The problem
Read the records and write them out again exactly.

Listing

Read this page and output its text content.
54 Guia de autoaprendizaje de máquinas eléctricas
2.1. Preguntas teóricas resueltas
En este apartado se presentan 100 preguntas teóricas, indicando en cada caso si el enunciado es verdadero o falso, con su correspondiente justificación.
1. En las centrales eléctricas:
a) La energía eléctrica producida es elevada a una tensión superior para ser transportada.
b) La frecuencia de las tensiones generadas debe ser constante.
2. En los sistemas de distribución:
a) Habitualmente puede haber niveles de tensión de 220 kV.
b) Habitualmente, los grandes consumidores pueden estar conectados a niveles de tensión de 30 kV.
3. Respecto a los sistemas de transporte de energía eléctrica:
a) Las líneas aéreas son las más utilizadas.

Exercise answer
Read this page and output its text content.
54 Guia de autoaprendizaje de máquinas eléctricas
2.1. Preguntas teóricas resueltas
En este apartado se presentan 100 preguntas teóricas, indicando en cada caso si el enunciado es verdadero o falso, con su correspondiente justificación.
1. En las centrales eléctricas:
a) La energía eléctrica producida es elevada a una tensión superior para ser transportada.
b) La frecuencia de las tensiones generadas debe ser constante.
2. En los sistemas de distribución:
a) Habitualmente puede haber niveles de tensión de 220 kV.
b) Habitualmente, los grandes consumidores pueden estar conectados a niveles de tensión de 30 kV.
3. Respecto a los sistemas de transporte de energía eléctrica:
a) Las líneas aéreas son las más utilizadas.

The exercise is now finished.